[Entries with figure data]
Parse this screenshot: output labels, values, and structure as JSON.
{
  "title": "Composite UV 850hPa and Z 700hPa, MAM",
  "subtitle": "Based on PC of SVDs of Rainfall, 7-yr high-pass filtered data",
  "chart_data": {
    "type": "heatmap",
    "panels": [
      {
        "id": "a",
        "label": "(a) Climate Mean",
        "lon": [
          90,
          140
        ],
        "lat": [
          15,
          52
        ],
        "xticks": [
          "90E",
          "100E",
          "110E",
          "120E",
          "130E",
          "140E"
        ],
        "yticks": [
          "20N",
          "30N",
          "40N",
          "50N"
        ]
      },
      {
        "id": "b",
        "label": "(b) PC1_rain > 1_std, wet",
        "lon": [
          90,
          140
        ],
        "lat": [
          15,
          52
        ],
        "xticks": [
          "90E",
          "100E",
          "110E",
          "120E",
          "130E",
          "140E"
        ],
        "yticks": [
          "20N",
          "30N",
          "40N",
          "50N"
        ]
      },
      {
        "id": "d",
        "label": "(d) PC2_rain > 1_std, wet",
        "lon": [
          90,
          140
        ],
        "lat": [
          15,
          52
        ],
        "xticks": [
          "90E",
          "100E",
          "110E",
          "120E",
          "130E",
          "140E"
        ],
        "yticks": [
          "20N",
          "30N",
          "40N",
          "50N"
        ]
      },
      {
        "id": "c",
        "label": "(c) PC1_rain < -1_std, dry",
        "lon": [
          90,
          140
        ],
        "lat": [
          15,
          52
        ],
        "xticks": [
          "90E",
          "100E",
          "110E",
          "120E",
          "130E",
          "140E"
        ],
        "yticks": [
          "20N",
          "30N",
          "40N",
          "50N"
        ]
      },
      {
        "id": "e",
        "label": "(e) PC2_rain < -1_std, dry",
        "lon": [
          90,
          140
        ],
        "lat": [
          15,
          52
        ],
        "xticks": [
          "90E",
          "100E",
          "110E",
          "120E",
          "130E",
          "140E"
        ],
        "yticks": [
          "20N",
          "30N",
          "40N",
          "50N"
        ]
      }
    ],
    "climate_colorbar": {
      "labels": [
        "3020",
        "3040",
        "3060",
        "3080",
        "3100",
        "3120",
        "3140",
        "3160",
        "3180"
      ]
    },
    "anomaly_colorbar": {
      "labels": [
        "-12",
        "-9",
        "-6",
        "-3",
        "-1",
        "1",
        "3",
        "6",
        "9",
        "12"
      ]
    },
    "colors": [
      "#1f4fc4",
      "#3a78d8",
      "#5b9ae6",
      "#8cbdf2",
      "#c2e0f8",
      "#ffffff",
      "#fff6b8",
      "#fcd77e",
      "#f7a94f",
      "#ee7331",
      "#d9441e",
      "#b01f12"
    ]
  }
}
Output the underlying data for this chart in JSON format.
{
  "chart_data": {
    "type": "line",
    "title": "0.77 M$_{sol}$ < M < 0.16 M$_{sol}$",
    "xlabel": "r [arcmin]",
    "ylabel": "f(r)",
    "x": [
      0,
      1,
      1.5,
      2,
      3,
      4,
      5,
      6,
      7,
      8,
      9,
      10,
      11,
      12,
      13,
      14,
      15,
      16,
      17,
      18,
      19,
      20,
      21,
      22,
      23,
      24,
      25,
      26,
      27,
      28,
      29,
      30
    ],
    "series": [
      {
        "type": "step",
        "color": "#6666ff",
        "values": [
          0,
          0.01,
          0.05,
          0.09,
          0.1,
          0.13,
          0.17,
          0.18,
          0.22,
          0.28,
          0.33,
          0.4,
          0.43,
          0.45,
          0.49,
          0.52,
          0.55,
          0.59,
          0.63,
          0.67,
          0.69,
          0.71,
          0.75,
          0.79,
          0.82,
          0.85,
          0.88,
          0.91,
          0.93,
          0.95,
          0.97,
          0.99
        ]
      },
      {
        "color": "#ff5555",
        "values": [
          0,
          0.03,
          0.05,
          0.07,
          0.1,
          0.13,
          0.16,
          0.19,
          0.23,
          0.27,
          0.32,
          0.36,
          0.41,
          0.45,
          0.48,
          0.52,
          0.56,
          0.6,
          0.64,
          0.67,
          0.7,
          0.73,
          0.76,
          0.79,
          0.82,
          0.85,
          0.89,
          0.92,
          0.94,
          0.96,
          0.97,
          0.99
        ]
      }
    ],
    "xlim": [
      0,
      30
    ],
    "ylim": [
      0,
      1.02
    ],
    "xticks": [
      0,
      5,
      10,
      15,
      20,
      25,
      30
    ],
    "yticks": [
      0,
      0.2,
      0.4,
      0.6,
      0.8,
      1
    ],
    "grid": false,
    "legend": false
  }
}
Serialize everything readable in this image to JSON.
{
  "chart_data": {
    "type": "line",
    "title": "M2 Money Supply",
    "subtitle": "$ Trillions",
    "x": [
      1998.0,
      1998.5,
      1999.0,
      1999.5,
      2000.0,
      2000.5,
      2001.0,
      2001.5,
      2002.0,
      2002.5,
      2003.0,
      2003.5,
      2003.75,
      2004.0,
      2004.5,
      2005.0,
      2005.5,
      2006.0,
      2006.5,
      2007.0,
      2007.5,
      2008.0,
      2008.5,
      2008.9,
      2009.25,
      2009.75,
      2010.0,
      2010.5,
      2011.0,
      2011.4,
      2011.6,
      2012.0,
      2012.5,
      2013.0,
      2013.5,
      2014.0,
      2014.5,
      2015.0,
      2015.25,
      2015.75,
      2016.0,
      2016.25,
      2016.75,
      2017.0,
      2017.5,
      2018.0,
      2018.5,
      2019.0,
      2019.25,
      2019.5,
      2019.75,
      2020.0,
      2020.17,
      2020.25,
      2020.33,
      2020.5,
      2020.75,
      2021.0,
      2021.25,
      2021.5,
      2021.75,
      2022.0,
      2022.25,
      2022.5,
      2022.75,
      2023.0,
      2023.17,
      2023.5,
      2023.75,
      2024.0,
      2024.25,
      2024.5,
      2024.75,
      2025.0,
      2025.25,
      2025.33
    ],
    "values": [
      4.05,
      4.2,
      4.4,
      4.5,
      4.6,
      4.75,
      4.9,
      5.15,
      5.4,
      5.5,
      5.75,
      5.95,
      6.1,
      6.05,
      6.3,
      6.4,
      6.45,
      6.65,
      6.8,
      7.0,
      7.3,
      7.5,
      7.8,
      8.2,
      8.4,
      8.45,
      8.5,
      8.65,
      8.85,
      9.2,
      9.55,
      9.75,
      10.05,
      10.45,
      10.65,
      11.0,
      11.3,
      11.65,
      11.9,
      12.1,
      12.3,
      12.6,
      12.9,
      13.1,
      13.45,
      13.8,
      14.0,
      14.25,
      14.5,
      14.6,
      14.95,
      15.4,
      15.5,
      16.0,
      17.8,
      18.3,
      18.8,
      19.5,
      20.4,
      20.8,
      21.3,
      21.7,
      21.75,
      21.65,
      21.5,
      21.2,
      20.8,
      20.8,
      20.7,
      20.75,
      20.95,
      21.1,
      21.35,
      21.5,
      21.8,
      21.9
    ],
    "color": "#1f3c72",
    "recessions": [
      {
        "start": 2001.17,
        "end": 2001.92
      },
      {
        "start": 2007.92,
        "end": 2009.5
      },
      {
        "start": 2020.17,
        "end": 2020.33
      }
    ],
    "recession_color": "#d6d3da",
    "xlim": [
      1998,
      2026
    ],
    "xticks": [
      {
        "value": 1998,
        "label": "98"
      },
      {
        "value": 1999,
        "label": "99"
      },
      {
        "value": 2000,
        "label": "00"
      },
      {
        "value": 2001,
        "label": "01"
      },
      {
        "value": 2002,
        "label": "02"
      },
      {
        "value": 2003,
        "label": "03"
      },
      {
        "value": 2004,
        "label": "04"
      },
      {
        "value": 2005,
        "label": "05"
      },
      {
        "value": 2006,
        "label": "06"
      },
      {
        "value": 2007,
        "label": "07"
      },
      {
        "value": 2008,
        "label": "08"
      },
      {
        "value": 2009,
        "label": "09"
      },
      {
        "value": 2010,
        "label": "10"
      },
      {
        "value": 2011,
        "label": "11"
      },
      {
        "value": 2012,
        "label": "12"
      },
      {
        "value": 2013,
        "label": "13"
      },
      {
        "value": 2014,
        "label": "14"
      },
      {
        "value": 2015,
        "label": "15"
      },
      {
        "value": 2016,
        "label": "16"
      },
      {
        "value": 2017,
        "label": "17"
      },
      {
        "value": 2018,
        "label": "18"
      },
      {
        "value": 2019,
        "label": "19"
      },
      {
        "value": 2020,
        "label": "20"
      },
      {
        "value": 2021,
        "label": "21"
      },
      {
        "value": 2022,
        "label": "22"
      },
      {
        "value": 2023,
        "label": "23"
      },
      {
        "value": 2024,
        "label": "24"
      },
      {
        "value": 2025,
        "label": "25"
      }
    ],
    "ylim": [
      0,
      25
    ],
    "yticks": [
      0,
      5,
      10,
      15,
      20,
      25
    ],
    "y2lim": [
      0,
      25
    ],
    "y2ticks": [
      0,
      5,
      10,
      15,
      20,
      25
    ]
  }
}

Task brief: Out of the material above, gather each line where "values" appears.

Solution to this exercise:
Parse this screenshot: output labels, values, and structure as JSON.
        "values": [
        "values": [
    "values": [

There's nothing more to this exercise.